#### RECORDS TO PROCESS

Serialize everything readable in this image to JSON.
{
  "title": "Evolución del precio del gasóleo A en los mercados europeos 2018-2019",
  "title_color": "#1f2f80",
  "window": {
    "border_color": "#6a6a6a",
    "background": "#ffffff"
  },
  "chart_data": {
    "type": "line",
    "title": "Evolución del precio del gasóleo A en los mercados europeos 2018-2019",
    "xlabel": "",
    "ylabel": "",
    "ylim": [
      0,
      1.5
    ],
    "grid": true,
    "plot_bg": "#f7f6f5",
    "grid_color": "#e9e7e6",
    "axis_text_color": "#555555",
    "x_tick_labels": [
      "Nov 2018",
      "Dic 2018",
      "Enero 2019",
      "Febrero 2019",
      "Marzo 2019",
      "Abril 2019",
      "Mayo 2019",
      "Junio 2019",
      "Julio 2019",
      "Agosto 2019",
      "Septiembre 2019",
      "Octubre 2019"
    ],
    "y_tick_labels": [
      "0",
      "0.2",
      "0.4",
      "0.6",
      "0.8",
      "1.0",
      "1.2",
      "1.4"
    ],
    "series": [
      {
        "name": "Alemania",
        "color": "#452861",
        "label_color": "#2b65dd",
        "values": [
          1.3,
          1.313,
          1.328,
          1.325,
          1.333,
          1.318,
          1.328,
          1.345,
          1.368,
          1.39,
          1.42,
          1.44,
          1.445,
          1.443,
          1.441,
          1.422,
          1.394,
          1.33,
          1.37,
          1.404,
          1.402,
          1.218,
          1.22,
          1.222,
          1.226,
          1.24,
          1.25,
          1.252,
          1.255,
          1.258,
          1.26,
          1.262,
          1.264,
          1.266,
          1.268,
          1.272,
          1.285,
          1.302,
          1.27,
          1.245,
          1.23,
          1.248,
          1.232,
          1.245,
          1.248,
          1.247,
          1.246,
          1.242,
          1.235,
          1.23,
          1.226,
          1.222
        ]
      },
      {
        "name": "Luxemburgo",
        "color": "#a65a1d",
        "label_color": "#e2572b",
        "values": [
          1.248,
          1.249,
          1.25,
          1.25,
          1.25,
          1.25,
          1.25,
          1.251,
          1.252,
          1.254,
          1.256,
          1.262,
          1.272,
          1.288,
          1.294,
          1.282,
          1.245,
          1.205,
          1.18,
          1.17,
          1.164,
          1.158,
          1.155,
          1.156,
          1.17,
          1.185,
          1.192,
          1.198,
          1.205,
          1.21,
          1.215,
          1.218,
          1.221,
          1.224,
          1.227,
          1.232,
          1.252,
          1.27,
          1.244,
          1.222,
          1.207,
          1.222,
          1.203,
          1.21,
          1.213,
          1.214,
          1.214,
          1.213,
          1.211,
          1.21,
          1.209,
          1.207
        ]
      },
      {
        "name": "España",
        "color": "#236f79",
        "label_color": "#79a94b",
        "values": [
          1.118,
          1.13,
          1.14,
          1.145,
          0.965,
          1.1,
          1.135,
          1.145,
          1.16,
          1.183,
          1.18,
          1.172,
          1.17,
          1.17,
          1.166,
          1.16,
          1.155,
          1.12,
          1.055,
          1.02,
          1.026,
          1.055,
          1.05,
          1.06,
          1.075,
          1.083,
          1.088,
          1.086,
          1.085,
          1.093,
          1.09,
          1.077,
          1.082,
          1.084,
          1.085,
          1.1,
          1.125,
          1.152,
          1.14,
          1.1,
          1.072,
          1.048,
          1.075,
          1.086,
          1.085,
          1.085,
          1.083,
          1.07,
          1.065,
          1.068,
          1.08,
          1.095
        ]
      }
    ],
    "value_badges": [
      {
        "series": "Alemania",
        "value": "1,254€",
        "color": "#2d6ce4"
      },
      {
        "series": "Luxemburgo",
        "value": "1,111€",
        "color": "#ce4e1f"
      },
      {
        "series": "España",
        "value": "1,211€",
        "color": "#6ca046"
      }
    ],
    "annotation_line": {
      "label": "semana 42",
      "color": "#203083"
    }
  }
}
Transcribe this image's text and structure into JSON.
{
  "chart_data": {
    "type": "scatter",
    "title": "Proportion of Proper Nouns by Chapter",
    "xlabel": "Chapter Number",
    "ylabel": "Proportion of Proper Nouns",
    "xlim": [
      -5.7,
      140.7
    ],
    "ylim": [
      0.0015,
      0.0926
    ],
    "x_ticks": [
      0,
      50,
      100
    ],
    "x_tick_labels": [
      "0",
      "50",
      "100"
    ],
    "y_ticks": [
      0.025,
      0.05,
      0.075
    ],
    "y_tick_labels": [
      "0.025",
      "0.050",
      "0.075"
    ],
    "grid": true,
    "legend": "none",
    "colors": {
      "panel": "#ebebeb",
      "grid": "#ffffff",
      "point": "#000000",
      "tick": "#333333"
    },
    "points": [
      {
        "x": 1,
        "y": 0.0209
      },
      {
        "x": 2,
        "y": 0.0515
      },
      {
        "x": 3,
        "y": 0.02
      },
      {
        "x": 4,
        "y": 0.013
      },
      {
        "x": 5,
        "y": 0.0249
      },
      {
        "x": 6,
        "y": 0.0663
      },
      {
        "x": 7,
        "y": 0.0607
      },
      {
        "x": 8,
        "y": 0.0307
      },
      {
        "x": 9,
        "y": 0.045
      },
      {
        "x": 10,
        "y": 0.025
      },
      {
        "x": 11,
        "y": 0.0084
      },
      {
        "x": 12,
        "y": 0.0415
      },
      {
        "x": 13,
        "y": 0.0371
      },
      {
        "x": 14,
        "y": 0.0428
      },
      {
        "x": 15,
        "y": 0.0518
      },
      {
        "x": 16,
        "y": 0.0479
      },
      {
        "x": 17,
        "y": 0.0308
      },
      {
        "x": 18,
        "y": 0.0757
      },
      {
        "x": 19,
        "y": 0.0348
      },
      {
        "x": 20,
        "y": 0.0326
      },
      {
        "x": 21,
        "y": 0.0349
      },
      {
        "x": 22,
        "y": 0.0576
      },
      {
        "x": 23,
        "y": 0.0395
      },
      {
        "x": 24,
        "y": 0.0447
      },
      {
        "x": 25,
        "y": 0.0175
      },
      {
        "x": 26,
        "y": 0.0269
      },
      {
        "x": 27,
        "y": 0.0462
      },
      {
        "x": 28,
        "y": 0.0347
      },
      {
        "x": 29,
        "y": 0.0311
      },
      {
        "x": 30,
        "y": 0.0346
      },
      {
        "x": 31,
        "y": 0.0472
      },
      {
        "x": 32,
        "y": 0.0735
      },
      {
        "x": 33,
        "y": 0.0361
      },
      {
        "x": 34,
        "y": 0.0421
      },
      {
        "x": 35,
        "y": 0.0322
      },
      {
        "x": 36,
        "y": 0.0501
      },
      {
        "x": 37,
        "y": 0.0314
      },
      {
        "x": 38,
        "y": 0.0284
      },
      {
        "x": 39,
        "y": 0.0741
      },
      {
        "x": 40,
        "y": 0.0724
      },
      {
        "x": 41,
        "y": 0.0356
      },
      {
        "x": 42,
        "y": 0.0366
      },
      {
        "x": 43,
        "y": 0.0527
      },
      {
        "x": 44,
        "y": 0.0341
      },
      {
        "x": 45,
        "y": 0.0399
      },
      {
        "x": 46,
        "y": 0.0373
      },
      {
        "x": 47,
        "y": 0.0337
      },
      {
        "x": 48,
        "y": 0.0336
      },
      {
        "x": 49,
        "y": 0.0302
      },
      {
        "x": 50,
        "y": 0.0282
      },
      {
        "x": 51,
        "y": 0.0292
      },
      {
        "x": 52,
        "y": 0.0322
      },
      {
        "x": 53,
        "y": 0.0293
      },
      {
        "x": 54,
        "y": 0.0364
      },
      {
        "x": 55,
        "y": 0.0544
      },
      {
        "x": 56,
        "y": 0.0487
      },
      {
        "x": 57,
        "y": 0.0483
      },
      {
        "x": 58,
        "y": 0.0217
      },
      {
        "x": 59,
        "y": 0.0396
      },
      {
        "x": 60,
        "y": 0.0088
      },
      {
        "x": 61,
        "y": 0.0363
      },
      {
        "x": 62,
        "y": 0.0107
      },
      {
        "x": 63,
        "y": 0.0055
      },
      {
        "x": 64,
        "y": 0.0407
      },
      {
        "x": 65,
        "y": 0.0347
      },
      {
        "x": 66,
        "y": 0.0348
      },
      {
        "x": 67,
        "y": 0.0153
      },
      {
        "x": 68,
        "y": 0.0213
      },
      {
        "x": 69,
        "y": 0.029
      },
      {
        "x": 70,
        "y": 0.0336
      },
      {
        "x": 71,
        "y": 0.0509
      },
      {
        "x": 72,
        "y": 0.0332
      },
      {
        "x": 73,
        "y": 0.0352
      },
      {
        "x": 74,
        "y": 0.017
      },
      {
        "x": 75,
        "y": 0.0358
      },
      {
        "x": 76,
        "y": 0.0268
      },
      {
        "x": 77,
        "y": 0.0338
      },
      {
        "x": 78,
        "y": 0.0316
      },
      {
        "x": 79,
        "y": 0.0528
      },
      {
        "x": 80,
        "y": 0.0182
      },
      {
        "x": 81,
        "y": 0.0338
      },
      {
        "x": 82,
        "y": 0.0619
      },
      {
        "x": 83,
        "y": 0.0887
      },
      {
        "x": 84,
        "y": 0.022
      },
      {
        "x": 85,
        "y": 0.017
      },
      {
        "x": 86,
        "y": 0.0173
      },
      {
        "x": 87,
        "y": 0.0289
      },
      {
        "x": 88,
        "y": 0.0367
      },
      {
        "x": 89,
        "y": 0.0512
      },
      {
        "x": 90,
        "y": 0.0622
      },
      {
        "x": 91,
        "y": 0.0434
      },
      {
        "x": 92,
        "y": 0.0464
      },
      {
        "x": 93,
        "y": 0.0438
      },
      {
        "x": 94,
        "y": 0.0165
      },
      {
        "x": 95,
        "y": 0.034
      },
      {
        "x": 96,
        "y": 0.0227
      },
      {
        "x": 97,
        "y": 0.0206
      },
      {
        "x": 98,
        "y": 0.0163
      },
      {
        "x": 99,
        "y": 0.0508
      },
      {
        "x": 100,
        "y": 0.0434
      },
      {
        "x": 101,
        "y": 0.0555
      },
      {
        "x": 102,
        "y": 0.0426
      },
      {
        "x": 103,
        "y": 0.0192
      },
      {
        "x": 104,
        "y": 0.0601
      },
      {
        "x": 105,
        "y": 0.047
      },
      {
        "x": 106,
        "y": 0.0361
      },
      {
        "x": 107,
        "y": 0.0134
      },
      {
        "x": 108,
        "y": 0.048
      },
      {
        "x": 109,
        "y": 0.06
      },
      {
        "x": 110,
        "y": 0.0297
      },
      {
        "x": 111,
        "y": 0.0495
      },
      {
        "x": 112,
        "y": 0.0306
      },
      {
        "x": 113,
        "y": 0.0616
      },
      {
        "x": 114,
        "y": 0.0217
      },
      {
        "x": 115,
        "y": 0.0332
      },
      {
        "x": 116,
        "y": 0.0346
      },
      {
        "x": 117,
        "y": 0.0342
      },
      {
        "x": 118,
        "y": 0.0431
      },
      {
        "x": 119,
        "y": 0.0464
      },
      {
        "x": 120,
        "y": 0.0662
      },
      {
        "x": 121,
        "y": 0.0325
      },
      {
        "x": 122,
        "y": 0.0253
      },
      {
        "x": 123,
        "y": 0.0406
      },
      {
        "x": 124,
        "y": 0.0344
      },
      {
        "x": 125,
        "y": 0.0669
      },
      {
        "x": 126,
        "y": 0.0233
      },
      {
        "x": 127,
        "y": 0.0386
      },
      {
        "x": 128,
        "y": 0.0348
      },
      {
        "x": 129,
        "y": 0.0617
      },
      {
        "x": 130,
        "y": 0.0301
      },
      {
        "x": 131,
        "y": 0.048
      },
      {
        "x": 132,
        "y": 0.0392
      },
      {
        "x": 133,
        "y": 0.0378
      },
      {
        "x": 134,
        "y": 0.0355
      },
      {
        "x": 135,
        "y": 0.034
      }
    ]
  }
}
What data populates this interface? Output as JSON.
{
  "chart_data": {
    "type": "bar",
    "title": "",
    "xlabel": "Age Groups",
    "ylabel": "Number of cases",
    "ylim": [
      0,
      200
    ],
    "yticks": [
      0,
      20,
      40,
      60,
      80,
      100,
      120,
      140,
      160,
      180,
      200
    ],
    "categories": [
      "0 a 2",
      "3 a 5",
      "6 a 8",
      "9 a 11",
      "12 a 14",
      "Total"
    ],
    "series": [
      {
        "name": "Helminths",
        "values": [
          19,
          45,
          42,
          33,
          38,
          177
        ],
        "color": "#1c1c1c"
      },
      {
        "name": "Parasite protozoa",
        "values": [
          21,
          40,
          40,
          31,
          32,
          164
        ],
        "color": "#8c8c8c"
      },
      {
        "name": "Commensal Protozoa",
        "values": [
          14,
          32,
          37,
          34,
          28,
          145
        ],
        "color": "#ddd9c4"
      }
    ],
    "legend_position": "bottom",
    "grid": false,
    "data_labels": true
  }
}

#### WHAT TO WORK ON
Reproduce each line of the material containing the word "Evolución".

#### EXERCISE RESPONSE
  "title": "Evolución del precio del gasóleo A en los mercados europeos 2018-2019",
    "title": "Evolución del precio del gasóleo A en los mercados europeos 2018-2019",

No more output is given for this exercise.